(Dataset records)

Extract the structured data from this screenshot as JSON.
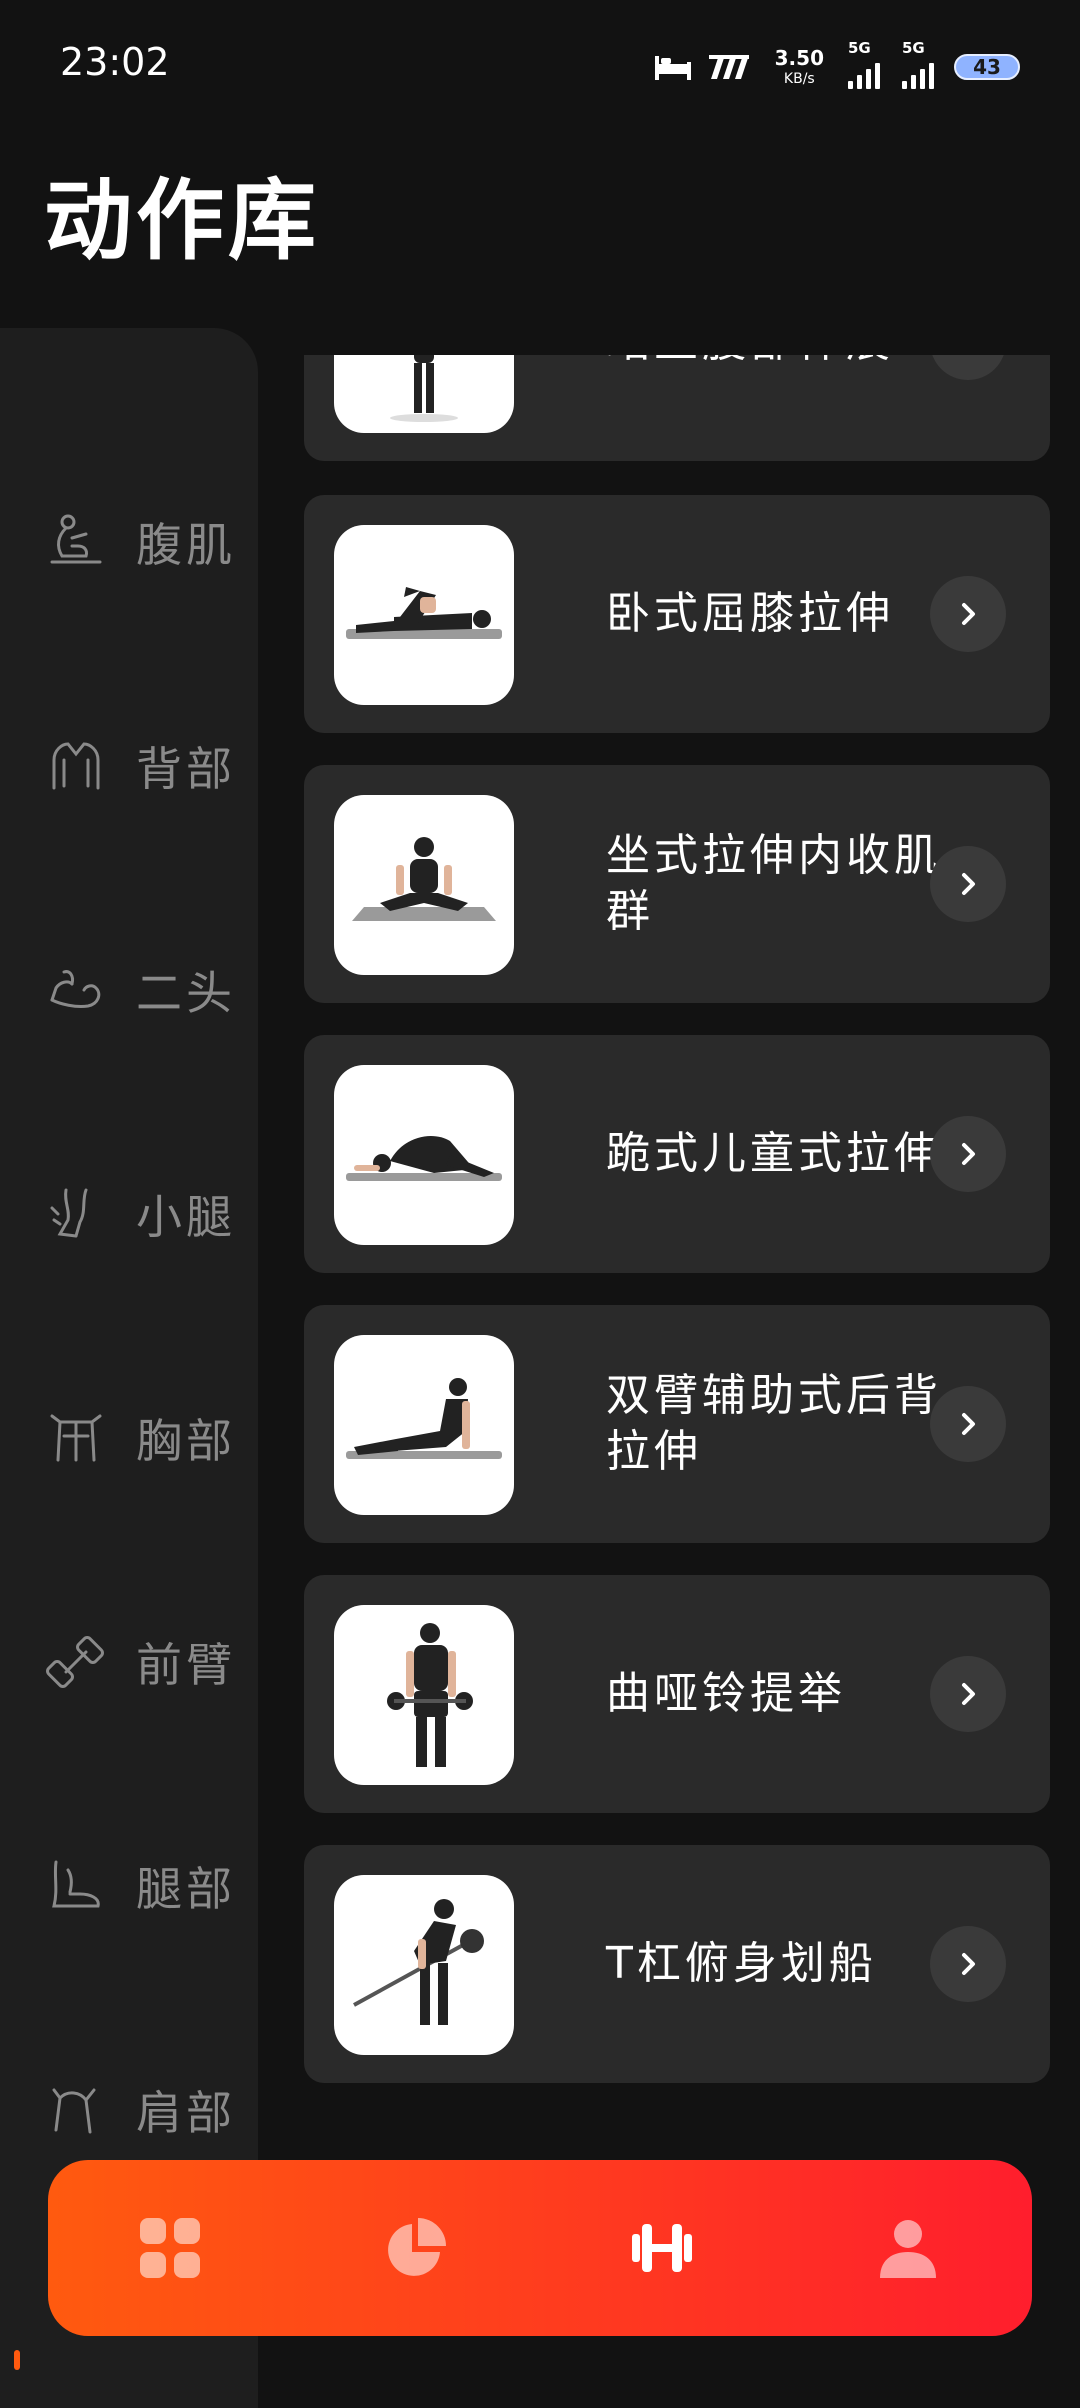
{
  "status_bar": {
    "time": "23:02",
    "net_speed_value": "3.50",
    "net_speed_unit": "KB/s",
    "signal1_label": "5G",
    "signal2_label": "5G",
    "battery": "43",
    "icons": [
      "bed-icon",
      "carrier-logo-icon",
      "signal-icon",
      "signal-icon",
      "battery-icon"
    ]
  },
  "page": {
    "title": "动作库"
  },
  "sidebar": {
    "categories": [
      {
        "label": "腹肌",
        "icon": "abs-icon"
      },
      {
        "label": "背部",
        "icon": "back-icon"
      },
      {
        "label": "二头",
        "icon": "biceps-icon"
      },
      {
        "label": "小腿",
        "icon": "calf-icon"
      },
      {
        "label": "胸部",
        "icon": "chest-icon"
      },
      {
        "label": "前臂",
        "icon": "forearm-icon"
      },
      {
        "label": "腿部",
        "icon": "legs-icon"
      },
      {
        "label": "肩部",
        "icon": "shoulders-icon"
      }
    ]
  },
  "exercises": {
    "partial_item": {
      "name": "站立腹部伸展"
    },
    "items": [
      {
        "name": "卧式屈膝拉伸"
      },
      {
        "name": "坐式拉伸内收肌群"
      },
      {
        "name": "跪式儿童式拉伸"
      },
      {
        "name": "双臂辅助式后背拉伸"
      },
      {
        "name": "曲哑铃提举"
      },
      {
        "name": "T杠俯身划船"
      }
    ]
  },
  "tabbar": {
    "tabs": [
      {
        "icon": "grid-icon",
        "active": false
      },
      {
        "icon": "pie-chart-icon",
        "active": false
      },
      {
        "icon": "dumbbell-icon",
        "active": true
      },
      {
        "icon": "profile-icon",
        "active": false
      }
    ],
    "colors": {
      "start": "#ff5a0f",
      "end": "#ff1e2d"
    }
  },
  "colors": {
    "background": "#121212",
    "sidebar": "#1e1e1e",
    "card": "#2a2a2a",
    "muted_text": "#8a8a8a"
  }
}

---

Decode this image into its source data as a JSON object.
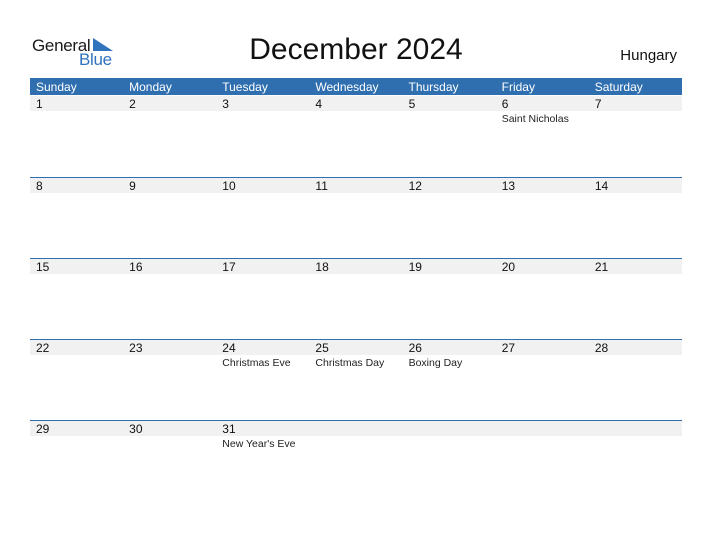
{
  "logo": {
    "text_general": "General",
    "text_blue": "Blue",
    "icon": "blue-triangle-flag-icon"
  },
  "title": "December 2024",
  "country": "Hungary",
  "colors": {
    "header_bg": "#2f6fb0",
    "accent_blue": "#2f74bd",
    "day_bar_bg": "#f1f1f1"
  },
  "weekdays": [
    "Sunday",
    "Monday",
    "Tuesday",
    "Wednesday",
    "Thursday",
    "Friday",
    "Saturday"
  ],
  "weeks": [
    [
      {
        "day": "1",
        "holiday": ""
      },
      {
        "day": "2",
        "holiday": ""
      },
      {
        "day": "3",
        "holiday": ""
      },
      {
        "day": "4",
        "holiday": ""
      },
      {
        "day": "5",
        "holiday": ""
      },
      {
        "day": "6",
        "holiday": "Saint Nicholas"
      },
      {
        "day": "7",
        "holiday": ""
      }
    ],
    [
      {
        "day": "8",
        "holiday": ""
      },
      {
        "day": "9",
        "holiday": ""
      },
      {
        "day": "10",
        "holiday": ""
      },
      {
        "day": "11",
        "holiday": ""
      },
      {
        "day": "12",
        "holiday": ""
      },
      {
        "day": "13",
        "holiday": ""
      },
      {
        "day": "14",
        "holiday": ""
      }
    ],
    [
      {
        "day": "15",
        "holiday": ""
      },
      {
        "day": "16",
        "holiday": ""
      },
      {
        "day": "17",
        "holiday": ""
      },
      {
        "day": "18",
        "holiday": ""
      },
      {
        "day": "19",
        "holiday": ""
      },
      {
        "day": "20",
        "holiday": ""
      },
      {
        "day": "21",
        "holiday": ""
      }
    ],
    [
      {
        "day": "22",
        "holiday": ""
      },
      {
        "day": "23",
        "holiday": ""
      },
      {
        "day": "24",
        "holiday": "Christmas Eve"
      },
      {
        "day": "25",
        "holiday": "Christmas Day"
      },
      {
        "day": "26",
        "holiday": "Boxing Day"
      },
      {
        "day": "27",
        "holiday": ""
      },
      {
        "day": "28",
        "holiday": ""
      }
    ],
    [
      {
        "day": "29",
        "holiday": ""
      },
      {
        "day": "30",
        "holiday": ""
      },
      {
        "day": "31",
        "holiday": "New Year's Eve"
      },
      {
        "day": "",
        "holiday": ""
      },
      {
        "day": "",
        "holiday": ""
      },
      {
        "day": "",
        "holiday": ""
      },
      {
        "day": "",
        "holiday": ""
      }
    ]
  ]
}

THE REQUEST:
Using the listing above, show every line that includes the string "this".

ANSWER FOR THE TASK:
Extract the structured data from this screenshot as JSON.
Decode this image into its source data as a JSON object.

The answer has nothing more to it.